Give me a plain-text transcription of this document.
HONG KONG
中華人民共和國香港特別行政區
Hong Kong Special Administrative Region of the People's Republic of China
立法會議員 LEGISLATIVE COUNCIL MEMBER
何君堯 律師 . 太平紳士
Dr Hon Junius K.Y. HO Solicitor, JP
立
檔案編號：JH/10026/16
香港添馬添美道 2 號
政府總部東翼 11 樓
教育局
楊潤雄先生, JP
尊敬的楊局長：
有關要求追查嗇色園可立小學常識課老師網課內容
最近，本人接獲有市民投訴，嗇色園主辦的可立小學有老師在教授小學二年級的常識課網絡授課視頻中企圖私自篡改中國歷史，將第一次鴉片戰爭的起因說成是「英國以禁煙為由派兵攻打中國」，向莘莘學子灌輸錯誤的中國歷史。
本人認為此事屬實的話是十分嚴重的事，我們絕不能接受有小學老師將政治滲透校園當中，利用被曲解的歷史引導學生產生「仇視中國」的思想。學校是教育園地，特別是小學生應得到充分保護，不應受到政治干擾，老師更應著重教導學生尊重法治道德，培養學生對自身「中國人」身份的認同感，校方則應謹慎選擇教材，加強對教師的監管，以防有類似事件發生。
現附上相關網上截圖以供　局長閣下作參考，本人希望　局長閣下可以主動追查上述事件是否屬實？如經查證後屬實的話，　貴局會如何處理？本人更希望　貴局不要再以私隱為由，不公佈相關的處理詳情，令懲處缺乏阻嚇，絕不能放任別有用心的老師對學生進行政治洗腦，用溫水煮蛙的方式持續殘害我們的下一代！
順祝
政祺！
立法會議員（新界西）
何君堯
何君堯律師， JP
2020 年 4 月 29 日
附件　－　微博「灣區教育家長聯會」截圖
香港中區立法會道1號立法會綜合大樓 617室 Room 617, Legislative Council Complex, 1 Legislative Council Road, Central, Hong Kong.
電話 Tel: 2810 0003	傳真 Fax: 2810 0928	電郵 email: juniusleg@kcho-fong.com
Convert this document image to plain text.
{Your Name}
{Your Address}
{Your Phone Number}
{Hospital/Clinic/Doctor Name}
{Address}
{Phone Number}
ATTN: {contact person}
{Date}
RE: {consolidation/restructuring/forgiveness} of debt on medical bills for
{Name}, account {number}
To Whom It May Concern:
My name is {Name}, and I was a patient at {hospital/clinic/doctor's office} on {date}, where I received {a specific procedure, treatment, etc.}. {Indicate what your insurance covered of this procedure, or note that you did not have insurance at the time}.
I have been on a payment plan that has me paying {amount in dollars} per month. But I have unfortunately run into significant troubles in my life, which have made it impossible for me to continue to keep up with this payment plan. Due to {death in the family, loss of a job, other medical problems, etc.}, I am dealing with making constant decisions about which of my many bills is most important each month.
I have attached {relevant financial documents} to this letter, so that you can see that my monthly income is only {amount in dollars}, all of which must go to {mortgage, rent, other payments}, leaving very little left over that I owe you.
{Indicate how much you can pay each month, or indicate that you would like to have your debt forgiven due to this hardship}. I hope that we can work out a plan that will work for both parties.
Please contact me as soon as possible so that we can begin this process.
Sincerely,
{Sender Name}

...

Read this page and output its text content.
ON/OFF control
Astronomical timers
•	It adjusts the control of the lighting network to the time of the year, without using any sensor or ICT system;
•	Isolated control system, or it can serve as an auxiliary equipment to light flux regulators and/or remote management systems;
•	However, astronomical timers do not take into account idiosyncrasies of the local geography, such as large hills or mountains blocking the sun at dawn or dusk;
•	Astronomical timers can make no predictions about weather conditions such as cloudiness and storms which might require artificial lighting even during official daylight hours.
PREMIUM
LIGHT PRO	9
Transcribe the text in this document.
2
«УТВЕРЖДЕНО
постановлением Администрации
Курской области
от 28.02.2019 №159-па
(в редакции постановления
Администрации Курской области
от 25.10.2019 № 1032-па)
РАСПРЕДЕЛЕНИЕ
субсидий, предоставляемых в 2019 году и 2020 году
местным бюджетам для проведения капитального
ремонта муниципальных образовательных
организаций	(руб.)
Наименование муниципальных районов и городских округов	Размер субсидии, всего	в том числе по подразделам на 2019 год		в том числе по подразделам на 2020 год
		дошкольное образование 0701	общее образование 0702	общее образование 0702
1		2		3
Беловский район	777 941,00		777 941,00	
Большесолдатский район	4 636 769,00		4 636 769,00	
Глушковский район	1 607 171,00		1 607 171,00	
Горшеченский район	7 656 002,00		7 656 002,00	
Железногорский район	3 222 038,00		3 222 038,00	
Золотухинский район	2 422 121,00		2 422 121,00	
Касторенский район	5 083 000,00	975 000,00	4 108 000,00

==

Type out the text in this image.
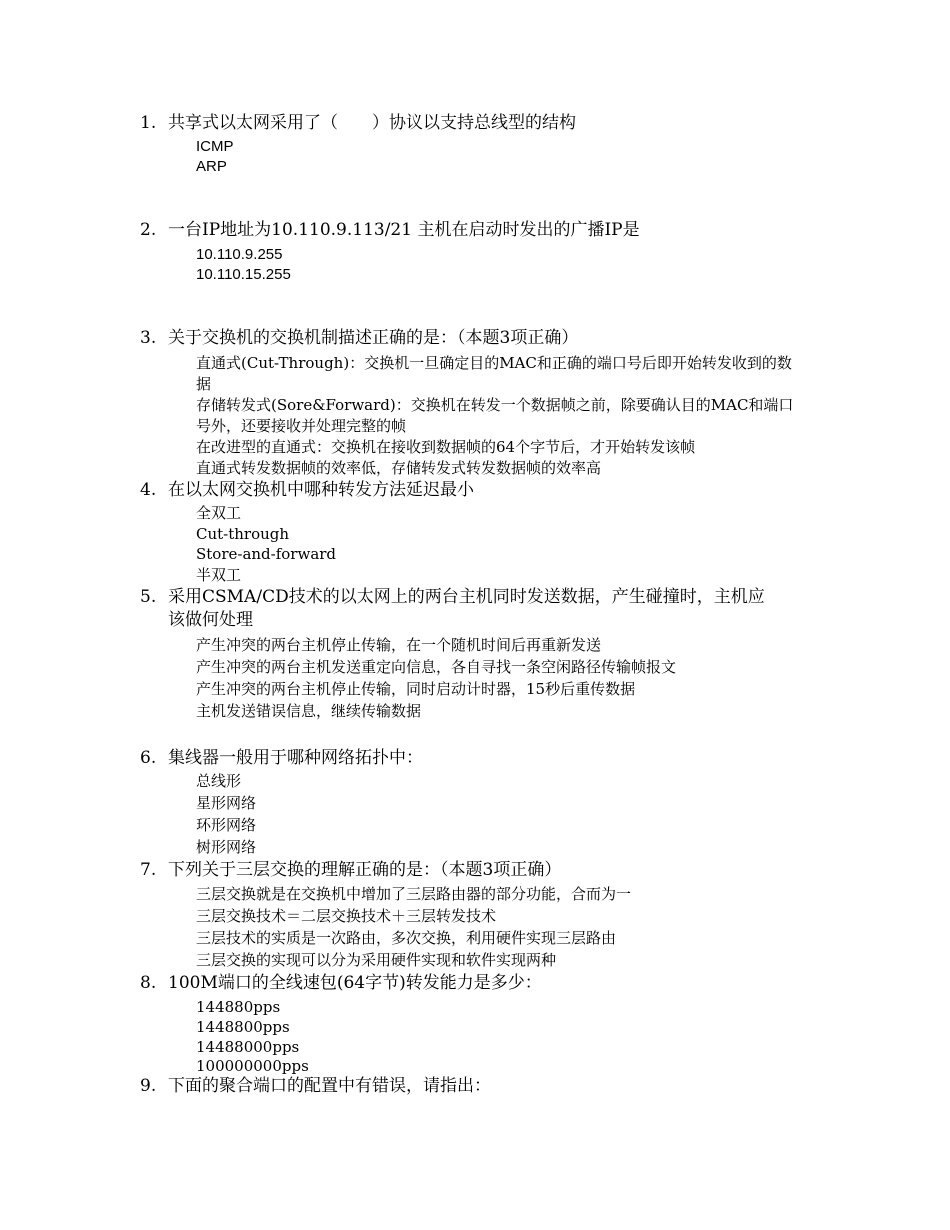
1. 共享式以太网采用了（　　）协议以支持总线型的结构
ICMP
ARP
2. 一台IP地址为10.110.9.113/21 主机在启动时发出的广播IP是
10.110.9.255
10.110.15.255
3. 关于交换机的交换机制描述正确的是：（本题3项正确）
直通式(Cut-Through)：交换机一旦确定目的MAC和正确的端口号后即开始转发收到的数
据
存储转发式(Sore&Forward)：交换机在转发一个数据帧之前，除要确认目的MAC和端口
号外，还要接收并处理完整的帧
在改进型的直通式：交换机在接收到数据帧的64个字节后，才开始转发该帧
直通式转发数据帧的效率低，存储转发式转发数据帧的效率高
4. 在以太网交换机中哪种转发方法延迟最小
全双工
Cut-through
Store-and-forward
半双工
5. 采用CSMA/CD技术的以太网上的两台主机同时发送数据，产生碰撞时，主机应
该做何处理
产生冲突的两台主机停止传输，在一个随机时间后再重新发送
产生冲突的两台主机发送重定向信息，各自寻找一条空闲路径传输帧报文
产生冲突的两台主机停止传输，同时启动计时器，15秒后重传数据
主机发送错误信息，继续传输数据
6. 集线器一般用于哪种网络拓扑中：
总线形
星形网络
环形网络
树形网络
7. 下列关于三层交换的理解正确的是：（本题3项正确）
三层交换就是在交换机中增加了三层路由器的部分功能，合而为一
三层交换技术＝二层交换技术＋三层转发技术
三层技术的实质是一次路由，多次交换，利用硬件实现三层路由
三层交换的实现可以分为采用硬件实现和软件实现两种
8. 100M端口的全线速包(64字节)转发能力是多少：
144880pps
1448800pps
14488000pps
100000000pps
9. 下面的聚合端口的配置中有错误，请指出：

- _DIRECTIONS_: Extract all lines of the records above that include "debt".

- _TASK SOLUTION_:
RE: {consolidation/restructuring/forgiveness} of debt on medical bills for
{Indicate how much you can pay each month, or indicate that you would like to have your debt forgiven due to this hardship}. I hope that we can work out a plan that will work for both parties.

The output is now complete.